Exercise brief: Check each statement against the court order excerpt below. Answer yes or no, and quote the deciding words. 1. Perres received more than $125,000 in commissions. 2. St. Germain refused a three-year bar from the securities industry. 3. The case was decided after oral argument.

Excerpted passage:
**********
Allen Perres v. SEC
Filed Nonprecedential Disposition PER CURIAM. The petition for review is DENIED. Frank H. Easterbrook, Circuit Judge; Ilana Diamond Rovner, Circuit Judge and Diane S. Sykes, Circuit Judge. [6863169-1]  [17-1365]
To be cited only in accordance with Fed. R. App. P. 32.1
United States Court of Appeals
For the Seventh Circuit
Chicago, Illinois 60604
Submitted August 18, 2017*
Decided August 22, 2017
FRANK H. EASTERBROOK, Circuit Judge
ILANA DIAMOND ROVNER, Circuit Judge
DIANE S. SYKES, Circuit Judge
ALLEN M. PERRES,
SECURITIES AND EXCHANGE
Petition for Review of an Order of the
Securities and Exchange Commission.
O R D E R
Allen Perres sold common stock in Southern Cross Resources Group to
unaccredited individual investors in exchange for commissions. Perres knew these sales
were unlawful since (1) the company’s securities were unregistered and no exemption
from registration was available, see 15 U.S.C. § 77e(a), (c), and (2) Perres himself was not
registered as a broker or dealer, see id. § 78o(a). Nevertheless, Perres made sales to at least
10 investors and received over $125,000 in commissions. Together he and a colleague,
Willard St. Germain, raised $2 million over 2 years.
* We have granted the parties’ request to decide this case on the briefs, without
oral argument. See FED. R. APP. P. 34(a), (f).
After the Securities and Exchange Commission began investigating allegations of
fraud against Southern Cross, Perres and St. Germain entered into an administrative
settlement acknowledging they had willfully violated the securities laws. They also
agreed to cease their unlawful activity and disgorge part of their commissions.
St. Germain further accepted a three‐year bar from working in the securities industry or
participating in penny‐stock offerings. But Perres would not consent to a ban of that
length and opted instead to have an administrative law judge determine what
“additional non‐financial remedial sanctions … are in the public interest,” see 15 U.S.C.
**********
Information shown:
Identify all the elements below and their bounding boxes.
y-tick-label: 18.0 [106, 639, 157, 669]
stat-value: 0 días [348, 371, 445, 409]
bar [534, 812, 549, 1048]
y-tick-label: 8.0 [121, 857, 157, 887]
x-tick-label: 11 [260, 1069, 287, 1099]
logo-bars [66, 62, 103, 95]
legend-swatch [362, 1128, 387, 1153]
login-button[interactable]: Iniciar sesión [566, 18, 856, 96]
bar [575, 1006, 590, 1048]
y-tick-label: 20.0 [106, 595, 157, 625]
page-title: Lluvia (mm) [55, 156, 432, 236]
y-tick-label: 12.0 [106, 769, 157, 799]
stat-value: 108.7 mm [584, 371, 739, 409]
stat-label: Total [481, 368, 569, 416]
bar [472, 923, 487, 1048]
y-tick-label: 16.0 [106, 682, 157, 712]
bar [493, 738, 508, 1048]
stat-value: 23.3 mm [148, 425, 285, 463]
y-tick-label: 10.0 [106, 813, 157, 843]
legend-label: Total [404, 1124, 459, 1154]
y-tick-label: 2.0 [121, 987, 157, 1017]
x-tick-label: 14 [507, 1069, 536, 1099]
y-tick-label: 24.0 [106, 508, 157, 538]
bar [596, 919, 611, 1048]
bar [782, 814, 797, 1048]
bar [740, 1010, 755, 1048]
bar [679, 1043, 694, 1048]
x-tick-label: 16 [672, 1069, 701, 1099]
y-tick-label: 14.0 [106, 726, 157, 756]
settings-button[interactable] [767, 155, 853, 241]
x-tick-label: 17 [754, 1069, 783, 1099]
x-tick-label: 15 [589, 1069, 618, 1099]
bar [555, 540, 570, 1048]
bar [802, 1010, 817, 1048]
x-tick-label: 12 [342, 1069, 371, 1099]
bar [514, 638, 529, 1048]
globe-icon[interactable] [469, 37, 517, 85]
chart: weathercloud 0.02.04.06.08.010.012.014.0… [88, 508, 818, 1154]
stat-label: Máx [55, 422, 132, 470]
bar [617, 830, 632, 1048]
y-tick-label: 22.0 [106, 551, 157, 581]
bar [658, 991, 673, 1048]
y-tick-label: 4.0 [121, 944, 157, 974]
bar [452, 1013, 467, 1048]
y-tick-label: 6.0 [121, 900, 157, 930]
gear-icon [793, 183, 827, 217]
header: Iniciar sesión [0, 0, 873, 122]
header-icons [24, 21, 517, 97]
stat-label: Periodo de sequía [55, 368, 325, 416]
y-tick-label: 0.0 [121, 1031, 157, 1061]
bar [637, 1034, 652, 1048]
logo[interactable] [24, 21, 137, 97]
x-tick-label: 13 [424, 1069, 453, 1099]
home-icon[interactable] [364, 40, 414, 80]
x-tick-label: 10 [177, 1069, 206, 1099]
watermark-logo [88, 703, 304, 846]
**********
Task output:
1. Yes: "received over $125,000 in commissions"
2. No: "St. Germain further accepted a three‐year bar from working in the securities industry"
3. No: "decide this case on the briefs, without oral argument"